Brief |
Return all lines from the listing below in which the string "text" occurs.

Exercise input |
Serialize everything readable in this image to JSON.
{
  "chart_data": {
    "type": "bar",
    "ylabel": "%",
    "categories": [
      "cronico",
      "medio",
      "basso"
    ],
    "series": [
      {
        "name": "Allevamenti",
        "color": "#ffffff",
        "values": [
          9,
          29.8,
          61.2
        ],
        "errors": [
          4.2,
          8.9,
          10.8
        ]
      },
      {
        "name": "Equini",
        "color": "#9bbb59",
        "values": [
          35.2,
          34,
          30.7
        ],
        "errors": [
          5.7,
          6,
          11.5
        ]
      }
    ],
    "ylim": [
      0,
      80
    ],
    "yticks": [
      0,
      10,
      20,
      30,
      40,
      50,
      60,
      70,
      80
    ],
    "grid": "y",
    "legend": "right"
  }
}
==
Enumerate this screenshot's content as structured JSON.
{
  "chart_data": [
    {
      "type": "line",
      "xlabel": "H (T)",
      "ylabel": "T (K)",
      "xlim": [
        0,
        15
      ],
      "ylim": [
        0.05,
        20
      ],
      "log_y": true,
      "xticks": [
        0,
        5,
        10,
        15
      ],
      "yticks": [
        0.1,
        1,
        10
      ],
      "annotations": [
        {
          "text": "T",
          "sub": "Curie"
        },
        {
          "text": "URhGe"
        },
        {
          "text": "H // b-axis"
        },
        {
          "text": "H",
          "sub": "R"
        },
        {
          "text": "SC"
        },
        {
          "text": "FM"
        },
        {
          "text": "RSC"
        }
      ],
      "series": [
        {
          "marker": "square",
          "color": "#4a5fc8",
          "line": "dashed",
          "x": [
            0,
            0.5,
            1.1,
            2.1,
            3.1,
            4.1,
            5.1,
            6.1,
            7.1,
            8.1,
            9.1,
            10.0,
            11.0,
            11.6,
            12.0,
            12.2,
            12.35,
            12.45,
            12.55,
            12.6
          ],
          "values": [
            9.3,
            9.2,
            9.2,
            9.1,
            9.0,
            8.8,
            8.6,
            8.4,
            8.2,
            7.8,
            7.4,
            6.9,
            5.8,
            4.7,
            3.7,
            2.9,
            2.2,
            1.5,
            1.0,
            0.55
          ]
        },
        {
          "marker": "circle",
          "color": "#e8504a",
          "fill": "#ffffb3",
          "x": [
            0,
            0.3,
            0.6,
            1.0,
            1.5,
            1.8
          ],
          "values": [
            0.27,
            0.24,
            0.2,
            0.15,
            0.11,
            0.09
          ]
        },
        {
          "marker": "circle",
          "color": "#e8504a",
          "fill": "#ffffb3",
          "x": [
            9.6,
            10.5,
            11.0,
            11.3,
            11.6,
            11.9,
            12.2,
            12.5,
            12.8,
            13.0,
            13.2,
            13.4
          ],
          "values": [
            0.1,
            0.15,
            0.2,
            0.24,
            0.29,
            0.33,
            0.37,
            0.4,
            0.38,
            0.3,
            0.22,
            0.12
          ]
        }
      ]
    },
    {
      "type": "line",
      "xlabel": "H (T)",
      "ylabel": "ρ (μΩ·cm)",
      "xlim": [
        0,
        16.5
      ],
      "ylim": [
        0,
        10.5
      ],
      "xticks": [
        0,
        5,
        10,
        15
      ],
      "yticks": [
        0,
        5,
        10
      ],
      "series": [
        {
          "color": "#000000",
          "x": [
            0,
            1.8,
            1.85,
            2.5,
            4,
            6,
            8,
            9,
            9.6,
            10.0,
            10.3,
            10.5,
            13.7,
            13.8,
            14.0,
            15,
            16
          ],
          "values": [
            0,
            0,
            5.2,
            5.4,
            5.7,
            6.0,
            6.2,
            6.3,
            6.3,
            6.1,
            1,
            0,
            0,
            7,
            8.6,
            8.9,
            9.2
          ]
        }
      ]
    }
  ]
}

Answer to the problem |
          "text": "T",
          "text": "URhGe"
          "text": "H // b-axis"
          "text": "H",
          "text": "SC"
          "text": "FM"
          "text": "RSC"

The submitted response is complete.